• [Task brief]: Word for word, restate every line of the material.

• [Data supplied]:
______
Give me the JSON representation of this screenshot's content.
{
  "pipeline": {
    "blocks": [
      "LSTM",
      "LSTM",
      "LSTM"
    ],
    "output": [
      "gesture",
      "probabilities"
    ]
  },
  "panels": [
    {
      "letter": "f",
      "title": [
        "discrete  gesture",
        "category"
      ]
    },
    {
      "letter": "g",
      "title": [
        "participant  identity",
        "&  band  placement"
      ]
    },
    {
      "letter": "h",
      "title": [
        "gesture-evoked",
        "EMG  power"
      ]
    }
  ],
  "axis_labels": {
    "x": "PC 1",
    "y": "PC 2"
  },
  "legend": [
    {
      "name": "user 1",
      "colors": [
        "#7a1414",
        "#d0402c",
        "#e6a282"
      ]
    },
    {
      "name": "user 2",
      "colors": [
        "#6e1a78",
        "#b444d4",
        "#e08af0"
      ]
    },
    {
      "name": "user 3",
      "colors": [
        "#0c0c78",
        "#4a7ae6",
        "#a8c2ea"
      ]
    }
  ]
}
______
• [In response]:
Give me the JSON representation of this screenshot's content.
{
  "pipeline": {
    "blocks": [
      "LSTM",
      "LSTM",
      "LSTM"
    ],
    "output": [
      "gesture",
      "probabilities"
    ]
  },
  "panels": [
    {
      "letter": "f",
      "title": [
        "discrete  gesture",
        "category"
      ]
    },
    {
      "letter": "g",
      "title": [
        "participant  identity",
        "&  band  placement"
      ]
    },
    {
      "letter": "h",
      "title": [
        "gesture-evoked",
        "EMG  power"
      ]
    }
  ],
  "axis_labels": {
    "x": "PC 1",
    "y": "PC 2"
  },
  "legend": [
    {
      "name": "user 1",
      "colors": [
        "#7a1414",
        "#d0402c",
        "#e6a282"
      ]
    },
    {
      "name": "user 2",
      "colors": [
        "#6e1a78",
        "#b444d4",
        "#e08af0"
      ]
    },
    {
      "name": "user 3",
      "colors": [
        "#0c0c78",
        "#4a7ae6",
        "#a8c2ea"
      ]
    }
  ]
}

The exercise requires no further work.